(Rows from a figure dataset)
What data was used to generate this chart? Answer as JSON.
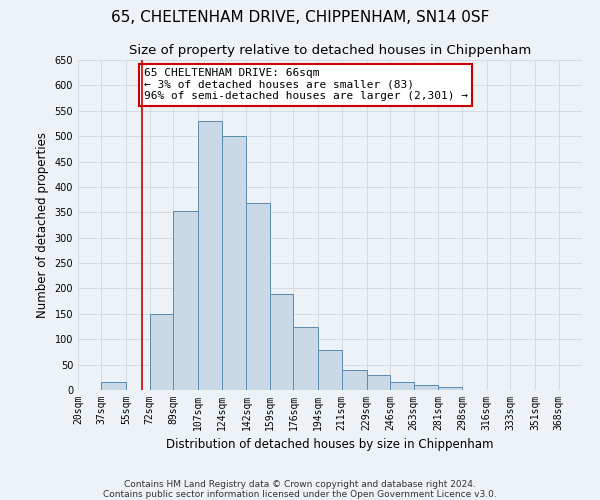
{
  "title": "65, CHELTENHAM DRIVE, CHIPPENHAM, SN14 0SF",
  "subtitle": "Size of property relative to detached houses in Chippenham",
  "xlabel": "Distribution of detached houses by size in Chippenham",
  "ylabel": "Number of detached properties",
  "bin_labels": [
    "20sqm",
    "37sqm",
    "55sqm",
    "72sqm",
    "89sqm",
    "107sqm",
    "124sqm",
    "142sqm",
    "159sqm",
    "176sqm",
    "194sqm",
    "211sqm",
    "229sqm",
    "246sqm",
    "263sqm",
    "281sqm",
    "298sqm",
    "316sqm",
    "333sqm",
    "351sqm",
    "368sqm"
  ],
  "bin_edges": [
    20,
    37,
    55,
    72,
    89,
    107,
    124,
    142,
    159,
    176,
    194,
    211,
    229,
    246,
    263,
    281,
    298,
    316,
    333,
    351,
    368
  ],
  "counts": [
    0,
    15,
    0,
    150,
    353,
    530,
    500,
    369,
    190,
    125,
    78,
    40,
    30,
    15,
    10,
    5,
    0,
    0,
    0,
    0,
    0
  ],
  "bar_facecolor": "#c9d9e8",
  "bar_edgecolor": "#5a8ab0",
  "grid_color": "#d0d8e0",
  "background_color": "#edf2f7",
  "vline_x": 66,
  "vline_color": "#cc0000",
  "annotation_text": "65 CHELTENHAM DRIVE: 66sqm\n← 3% of detached houses are smaller (83)\n96% of semi-detached houses are larger (2,301) →",
  "annotation_box_edgecolor": "#cc0000",
  "ylim": [
    0,
    650
  ],
  "yticks": [
    0,
    50,
    100,
    150,
    200,
    250,
    300,
    350,
    400,
    450,
    500,
    550,
    600,
    650
  ],
  "footer1": "Contains HM Land Registry data © Crown copyright and database right 2024.",
  "footer2": "Contains public sector information licensed under the Open Government Licence v3.0.",
  "title_fontsize": 11,
  "subtitle_fontsize": 9.5,
  "ylabel_fontsize": 8.5,
  "xlabel_fontsize": 8.5,
  "tick_fontsize": 7,
  "annotation_fontsize": 8,
  "footer_fontsize": 6.5
}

> **SET PROBLEM**
Repeat the data exactly, excluding the pictures.

> **OUTPUT OF THE EXERCISE**
What data was used to generate this chart? Answer as JSON.
{
  "title": "65, CHELTENHAM DRIVE, CHIPPENHAM, SN14 0SF",
  "subtitle": "Size of property relative to detached houses in Chippenham",
  "xlabel": "Distribution of detached houses by size in Chippenham",
  "ylabel": "Number of detached properties",
  "bin_labels": [
    "20sqm",
    "37sqm",
    "55sqm",
    "72sqm",
    "89sqm",
    "107sqm",
    "124sqm",
    "142sqm",
    "159sqm",
    "176sqm",
    "194sqm",
    "211sqm",
    "229sqm",
    "246sqm",
    "263sqm",
    "281sqm",
    "298sqm",
    "316sqm",
    "333sqm",
    "351sqm",
    "368sqm"
  ],
  "bin_edges": [
    20,
    37,
    55,
    72,
    89,
    107,
    124,
    142,
    159,
    176,
    194,
    211,
    229,
    246,
    263,
    281,
    298,
    316,
    333,
    351,
    368
  ],
  "counts": [
    0,
    15,
    0,
    150,
    353,
    530,
    500,
    369,
    190,
    125,
    78,
    40,
    30,
    15,
    10,
    5,
    0,
    0,
    0,
    0,
    0
  ],
  "bar_facecolor": "#c9d9e8",
  "bar_edgecolor": "#5a8ab0",
  "grid_color": "#d0d8e0",
  "background_color": "#edf2f7",
  "vline_x": 66,
  "vline_color": "#cc0000",
  "annotation_text": "65 CHELTENHAM DRIVE: 66sqm\n← 3% of detached houses are smaller (83)\n96% of semi-detached houses are larger (2,301) →",
  "annotation_box_edgecolor": "#cc0000",
  "ylim": [
    0,
    650
  ],
  "yticks": [
    0,
    50,
    100,
    150,
    200,
    250,
    300,
    350,
    400,
    450,
    500,
    550,
    600,
    650
  ],
  "footer1": "Contains HM Land Registry data © Crown copyright and database right 2024.",
  "footer2": "Contains public sector information licensed under the Open Government Licence v3.0.",
  "title_fontsize": 11,
  "subtitle_fontsize": 9.5,
  "ylabel_fontsize": 8.5,
  "xlabel_fontsize": 8.5,
  "tick_fontsize": 7,
  "annotation_fontsize": 8,
  "footer_fontsize": 6.5
}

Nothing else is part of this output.